**EXERCISE**: Please give the listing again, word for word, with nothing left out.

**ITEMS**:
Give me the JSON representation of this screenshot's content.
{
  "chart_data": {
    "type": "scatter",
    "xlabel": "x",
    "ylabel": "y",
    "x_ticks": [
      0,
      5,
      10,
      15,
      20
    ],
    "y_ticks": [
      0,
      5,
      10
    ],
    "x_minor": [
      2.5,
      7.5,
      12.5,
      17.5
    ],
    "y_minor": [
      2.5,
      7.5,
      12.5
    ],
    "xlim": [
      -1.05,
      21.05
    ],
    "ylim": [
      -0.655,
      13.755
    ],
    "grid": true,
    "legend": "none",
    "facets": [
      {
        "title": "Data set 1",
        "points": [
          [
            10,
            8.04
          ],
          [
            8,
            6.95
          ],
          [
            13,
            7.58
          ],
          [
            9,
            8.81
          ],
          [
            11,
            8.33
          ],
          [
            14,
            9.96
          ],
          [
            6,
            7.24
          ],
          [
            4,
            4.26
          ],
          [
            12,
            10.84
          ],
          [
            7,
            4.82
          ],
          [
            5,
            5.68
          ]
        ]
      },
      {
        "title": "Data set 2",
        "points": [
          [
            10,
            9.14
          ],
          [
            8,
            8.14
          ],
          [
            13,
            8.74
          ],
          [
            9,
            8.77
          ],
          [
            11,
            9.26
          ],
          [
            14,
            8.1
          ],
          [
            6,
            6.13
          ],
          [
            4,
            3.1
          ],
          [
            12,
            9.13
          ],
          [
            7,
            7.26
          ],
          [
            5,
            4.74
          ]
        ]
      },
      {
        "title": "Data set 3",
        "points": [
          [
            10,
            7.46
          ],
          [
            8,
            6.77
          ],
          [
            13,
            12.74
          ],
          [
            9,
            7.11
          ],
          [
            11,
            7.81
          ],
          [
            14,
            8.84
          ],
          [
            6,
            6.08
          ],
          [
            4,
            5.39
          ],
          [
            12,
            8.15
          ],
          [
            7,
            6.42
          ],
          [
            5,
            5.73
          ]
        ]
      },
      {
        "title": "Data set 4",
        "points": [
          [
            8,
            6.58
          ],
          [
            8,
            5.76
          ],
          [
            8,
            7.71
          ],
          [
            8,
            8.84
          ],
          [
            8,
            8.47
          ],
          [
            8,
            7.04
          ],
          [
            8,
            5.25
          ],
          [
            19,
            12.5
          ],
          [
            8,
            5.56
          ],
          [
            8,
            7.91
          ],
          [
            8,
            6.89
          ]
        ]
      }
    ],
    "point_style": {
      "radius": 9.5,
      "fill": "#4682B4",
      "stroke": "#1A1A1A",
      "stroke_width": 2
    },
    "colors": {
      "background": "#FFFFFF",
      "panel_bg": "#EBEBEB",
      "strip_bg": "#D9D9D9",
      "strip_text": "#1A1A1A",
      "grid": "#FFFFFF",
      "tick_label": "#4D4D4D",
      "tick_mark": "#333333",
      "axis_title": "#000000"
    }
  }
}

**THE RESPONSE**:
Give me the JSON representation of this screenshot's content.
{
  "chart_data": {
    "type": "scatter",
    "xlabel": "x",
    "ylabel": "y",
    "x_ticks": [
      0,
      5,
      10,
      15,
      20
    ],
    "y_ticks": [
      0,
      5,
      10
    ],
    "x_minor": [
      2.5,
      7.5,
      12.5,
      17.5
    ],
    "y_minor": [
      2.5,
      7.5,
      12.5
    ],
    "xlim": [
      -1.05,
      21.05
    ],
    "ylim": [
      -0.655,
      13.755
    ],
    "grid": true,
    "legend": "none",
    "facets": [
      {
        "title": "Data set 1",
        "points": [
          [
            10,
            8.04
          ],
          [
            8,
            6.95
          ],
          [
            13,
            7.58
          ],
          [
            9,
            8.81
          ],
          [
            11,
            8.33
          ],
          [
            14,
            9.96
          ],
          [
            6,
            7.24
          ],
          [
            4,
            4.26
          ],
          [
            12,
            10.84
          ],
          [
            7,
            4.82
          ],
          [
            5,
            5.68
          ]
        ]
      },
      {
        "title": "Data set 2",
        "points": [
          [
            10,
            9.14
          ],
          [
            8,
            8.14
          ],
          [
            13,
            8.74
          ],
          [
            9,
            8.77
          ],
          [
            11,
            9.26
          ],
          [
            14,
            8.1
          ],
          [
            6,
            6.13
          ],
          [
            4,
            3.1
          ],
          [
            12,
            9.13
          ],
          [
            7,
            7.26
          ],
          [
            5,
            4.74
          ]
        ]
      },
      {
        "title": "Data set 3",
        "points": [
          [
            10,
            7.46
          ],
          [
            8,
            6.77
          ],
          [
            13,
            12.74
          ],
          [
            9,
            7.11
          ],
          [
            11,
            7.81
          ],
          [
            14,
            8.84
          ],
          [
            6,
            6.08
          ],
          [
            4,
            5.39
          ],
          [
            12,
            8.15
          ],
          [
            7,
            6.42
          ],
          [
            5,
            5.73
          ]
        ]
      },
      {
        "title": "Data set 4",
        "points": [
          [
            8,
            6.58
          ],
          [
            8,
            5.76
          ],
          [
            8,
            7.71
          ],
          [
            8,
            8.84
          ],
          [
            8,
            8.47
          ],
          [
            8,
            7.04
          ],
          [
            8,
            5.25
          ],
          [
            19,
            12.5
          ],
          [
            8,
            5.56
          ],
          [
            8,
            7.91
          ],
          [
            8,
            6.89
          ]
        ]
      }
    ],
    "point_style": {
      "radius": 9.5,
      "fill": "#4682B4",
      "stroke": "#1A1A1A",
      "stroke_width": 2
    },
    "colors": {
      "background": "#FFFFFF",
      "panel_bg": "#EBEBEB",
      "strip_bg": "#D9D9D9",
      "strip_text": "#1A1A1A",
      "grid": "#FFFFFF",
      "tick_label": "#4D4D4D",
      "tick_mark": "#333333",
      "axis_title": "#000000"
    }
  }
}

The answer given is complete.